* Short problem
Your task is to transcribe all of the records exactly and leave out the pictures.

* Data provided
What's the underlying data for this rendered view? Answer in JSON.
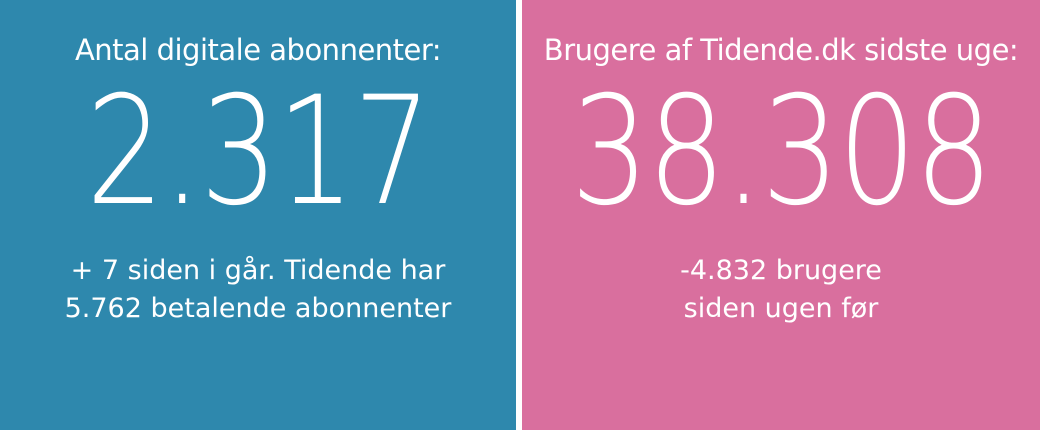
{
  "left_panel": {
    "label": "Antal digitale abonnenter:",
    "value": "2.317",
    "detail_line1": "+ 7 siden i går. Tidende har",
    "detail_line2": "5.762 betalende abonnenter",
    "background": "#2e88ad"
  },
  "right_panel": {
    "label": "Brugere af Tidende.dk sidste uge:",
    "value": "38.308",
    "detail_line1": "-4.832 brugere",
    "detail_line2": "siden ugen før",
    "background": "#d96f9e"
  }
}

* Exercise answer
What's the underlying data for this rendered view? Answer in JSON.
{
  "left_panel": {
    "label": "Antal digitale abonnenter:",
    "value": "2.317",
    "detail_line1": "+ 7 siden i går. Tidende har",
    "detail_line2": "5.762 betalende abonnenter",
    "background": "#2e88ad"
  },
  "right_panel": {
    "label": "Brugere af Tidende.dk sidste uge:",
    "value": "38.308",
    "detail_line1": "-4.832 brugere",
    "detail_line2": "siden ugen før",
    "background": "#d96f9e"
  }
}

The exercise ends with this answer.